Quote these lines exactly: the one that holds "Give me the" and every line after it to the end of the material below. Skip pictures.

**** Data entries

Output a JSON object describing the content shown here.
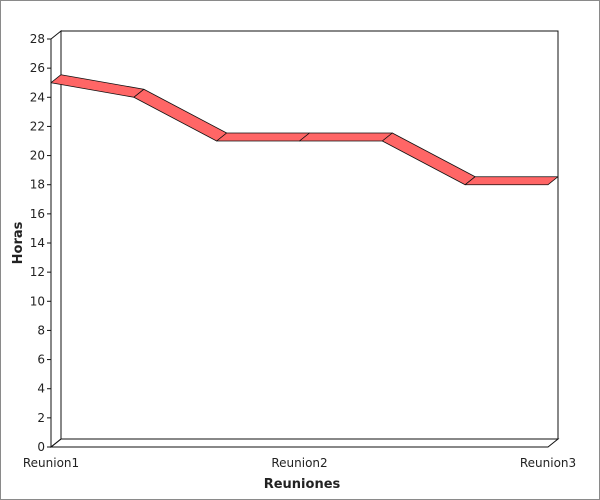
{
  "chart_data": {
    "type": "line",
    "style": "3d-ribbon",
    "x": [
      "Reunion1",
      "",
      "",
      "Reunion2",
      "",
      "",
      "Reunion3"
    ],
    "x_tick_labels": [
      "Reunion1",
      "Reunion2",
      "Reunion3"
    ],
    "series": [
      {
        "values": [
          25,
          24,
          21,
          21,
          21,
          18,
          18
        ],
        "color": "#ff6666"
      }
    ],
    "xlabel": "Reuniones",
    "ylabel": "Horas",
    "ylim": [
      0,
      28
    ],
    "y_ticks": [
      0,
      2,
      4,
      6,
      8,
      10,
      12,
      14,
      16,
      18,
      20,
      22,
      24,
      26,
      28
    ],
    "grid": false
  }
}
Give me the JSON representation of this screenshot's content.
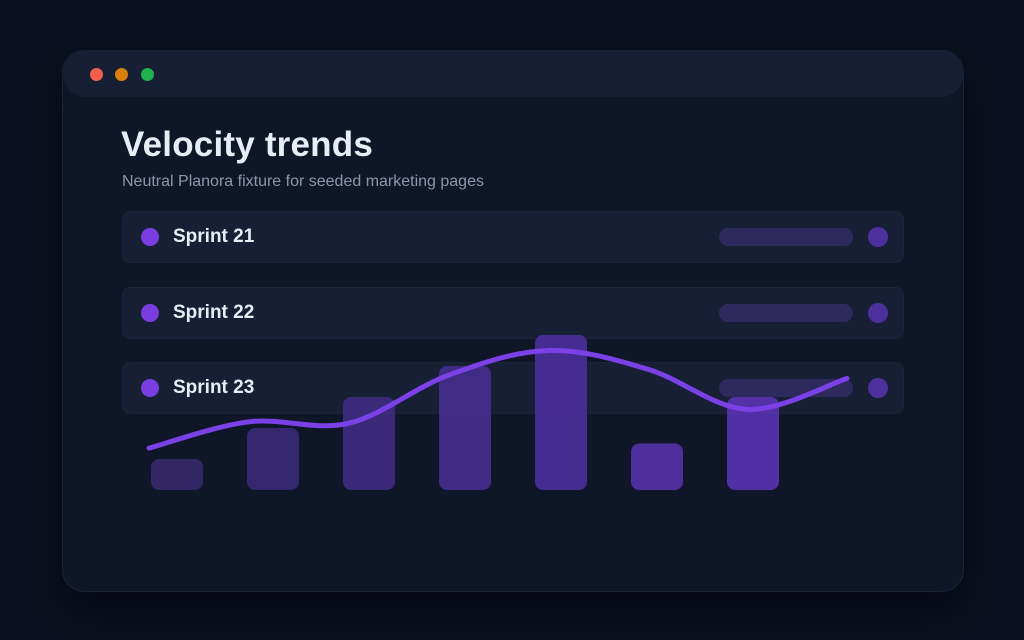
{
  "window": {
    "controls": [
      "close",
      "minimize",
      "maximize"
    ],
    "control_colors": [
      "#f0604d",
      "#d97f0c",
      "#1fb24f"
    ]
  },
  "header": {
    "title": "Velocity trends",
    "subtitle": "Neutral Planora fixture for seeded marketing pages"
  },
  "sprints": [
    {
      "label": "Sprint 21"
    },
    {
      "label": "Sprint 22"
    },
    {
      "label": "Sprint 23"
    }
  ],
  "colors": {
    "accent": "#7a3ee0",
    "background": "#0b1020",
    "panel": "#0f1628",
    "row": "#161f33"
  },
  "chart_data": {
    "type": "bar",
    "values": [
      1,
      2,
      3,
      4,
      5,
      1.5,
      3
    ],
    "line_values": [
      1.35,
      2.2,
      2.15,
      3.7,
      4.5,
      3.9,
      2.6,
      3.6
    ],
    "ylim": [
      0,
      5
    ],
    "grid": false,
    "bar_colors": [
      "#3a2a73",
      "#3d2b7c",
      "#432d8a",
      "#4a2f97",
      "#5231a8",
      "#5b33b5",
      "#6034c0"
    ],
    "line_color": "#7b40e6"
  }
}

********

#### [Answer]
Give me the JSON representation of this screenshot's content.
{
  "window": {
    "controls": [
      "close",
      "minimize",
      "maximize"
    ],
    "control_colors": [
      "#f0604d",
      "#d97f0c",
      "#1fb24f"
    ]
  },
  "header": {
    "title": "Velocity trends",
    "subtitle": "Neutral Planora fixture for seeded marketing pages"
  },
  "sprints": [
    {
      "label": "Sprint 21"
    },
    {
      "label": "Sprint 22"
    },
    {
      "label": "Sprint 23"
    }
  ],
  "colors": {
    "accent": "#7a3ee0",
    "background": "#0b1020",
    "panel": "#0f1628",
    "row": "#161f33"
  },
  "chart_data": {
    "type": "bar",
    "values": [
      1,
      2,
      3,
      4,
      5,
      1.5,
      3
    ],
    "line_values": [
      1.35,
      2.2,
      2.15,
      3.7,
      4.5,
      3.9,
      2.6,
      3.6
    ],
    "ylim": [
      0,
      5
    ],
    "grid": false,
    "bar_colors": [
      "#3a2a73",
      "#3d2b7c",
      "#432d8a",
      "#4a2f97",
      "#5231a8",
      "#5b33b5",
      "#6034c0"
    ],
    "line_color": "#7b40e6"
  }
}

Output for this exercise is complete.